PROBLEM DETAILS:
Below are the records. Gather each line that holds "JSON".

── DATA SUPPLIED

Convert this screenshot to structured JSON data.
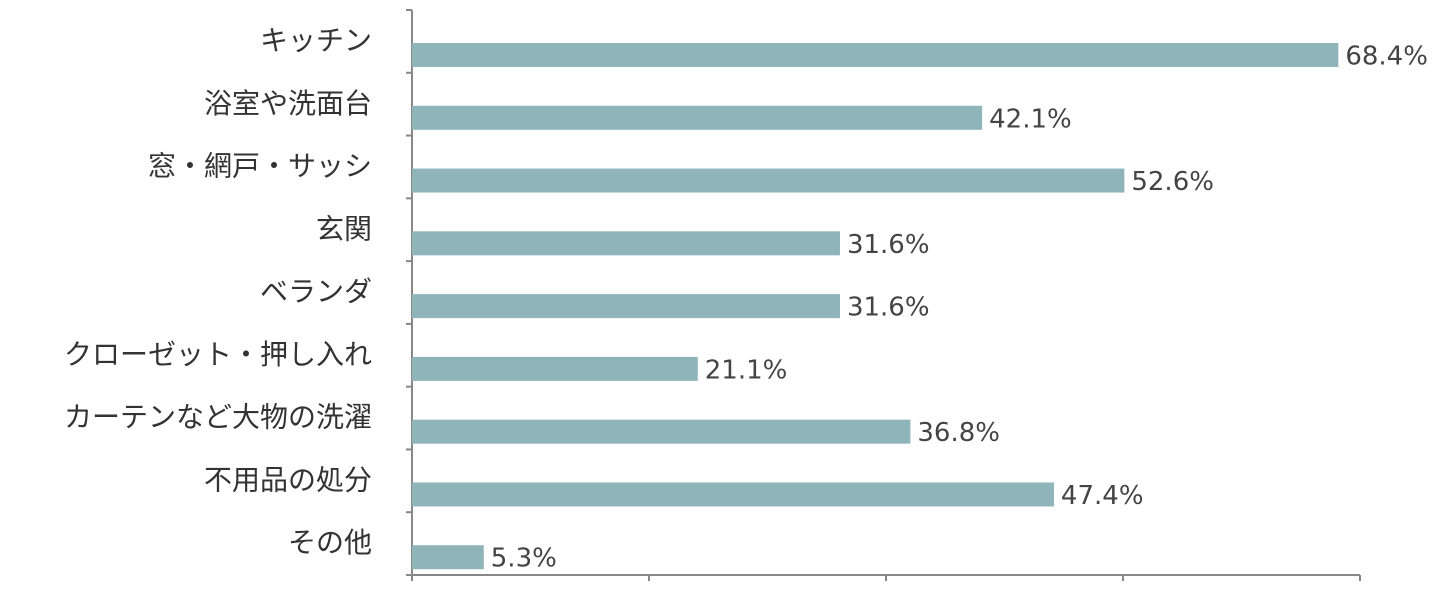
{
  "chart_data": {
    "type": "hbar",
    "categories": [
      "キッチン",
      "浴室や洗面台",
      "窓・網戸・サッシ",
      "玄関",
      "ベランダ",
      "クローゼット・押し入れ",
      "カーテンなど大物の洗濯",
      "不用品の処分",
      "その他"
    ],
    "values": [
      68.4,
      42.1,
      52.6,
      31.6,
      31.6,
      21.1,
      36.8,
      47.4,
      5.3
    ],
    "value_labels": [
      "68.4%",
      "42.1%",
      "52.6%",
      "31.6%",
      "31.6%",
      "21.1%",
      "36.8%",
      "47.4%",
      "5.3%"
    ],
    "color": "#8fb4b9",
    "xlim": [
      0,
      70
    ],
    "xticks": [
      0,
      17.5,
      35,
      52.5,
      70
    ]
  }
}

────
── DATA SUPPLIED

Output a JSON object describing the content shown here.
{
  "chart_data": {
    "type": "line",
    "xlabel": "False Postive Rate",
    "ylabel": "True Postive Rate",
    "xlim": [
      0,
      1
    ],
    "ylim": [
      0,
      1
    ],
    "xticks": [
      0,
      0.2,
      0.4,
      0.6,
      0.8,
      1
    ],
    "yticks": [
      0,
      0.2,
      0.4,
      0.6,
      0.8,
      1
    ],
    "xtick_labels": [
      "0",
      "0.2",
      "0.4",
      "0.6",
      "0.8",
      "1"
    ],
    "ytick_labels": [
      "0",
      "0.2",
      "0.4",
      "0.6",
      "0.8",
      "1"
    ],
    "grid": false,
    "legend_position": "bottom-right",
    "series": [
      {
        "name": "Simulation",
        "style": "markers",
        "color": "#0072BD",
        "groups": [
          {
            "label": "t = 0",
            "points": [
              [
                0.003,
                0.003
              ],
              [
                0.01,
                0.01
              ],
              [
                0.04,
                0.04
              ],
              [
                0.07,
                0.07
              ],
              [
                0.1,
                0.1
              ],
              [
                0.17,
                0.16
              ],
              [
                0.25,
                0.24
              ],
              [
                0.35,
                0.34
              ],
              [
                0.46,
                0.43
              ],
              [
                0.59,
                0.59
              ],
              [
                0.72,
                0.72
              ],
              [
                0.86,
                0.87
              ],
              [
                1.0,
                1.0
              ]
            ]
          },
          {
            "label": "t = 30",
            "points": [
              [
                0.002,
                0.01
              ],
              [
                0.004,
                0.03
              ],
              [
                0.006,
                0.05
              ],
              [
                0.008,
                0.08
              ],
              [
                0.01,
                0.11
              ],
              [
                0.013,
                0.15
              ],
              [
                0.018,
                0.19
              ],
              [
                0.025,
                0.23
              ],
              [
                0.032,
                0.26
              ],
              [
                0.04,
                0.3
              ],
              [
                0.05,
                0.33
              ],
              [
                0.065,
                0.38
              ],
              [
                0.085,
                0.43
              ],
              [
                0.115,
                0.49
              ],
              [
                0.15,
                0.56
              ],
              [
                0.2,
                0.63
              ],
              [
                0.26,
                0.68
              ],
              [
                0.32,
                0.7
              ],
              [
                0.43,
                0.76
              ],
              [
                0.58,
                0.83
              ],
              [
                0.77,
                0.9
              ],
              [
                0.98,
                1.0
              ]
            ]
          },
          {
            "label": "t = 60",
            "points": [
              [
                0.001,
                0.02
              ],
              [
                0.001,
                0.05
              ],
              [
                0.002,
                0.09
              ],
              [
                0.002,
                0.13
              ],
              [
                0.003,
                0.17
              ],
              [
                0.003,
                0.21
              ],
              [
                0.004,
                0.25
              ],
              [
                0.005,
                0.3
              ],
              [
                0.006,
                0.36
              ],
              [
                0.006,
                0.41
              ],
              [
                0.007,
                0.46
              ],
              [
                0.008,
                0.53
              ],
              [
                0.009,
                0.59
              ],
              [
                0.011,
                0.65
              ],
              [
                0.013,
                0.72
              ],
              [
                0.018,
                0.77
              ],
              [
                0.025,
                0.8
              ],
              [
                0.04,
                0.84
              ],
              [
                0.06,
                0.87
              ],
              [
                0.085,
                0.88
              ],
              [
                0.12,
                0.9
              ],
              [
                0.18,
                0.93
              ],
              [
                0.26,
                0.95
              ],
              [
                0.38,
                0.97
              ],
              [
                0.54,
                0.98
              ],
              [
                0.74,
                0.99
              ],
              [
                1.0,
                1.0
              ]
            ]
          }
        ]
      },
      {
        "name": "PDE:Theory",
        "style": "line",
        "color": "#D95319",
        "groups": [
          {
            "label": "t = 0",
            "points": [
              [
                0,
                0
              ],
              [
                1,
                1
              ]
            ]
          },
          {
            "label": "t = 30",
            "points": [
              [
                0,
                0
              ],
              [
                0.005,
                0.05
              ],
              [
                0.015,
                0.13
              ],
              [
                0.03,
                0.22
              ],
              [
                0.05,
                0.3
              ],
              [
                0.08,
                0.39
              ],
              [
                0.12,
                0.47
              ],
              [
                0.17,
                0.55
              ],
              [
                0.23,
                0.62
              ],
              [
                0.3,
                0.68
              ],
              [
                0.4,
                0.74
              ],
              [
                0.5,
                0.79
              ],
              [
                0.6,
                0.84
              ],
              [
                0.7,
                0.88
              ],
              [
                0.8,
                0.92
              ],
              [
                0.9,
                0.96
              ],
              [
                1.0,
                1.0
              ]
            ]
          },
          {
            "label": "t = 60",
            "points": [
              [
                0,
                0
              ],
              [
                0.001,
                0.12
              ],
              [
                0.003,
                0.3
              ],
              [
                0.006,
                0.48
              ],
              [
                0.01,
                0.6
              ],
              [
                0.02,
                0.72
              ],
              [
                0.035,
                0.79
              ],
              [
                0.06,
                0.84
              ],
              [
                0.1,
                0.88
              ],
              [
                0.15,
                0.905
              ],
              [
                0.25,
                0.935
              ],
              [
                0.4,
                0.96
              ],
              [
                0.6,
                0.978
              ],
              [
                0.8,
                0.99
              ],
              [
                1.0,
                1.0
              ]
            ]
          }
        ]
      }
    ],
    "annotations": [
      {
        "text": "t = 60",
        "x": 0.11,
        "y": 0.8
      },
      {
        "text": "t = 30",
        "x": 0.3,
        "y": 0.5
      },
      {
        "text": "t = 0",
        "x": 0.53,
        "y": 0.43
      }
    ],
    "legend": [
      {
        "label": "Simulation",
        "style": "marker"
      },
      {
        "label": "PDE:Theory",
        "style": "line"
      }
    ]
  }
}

────

SOLVED EXERCISE:
Convert this screenshot to structured JSON data.
Output a JSON object describing the content shown here.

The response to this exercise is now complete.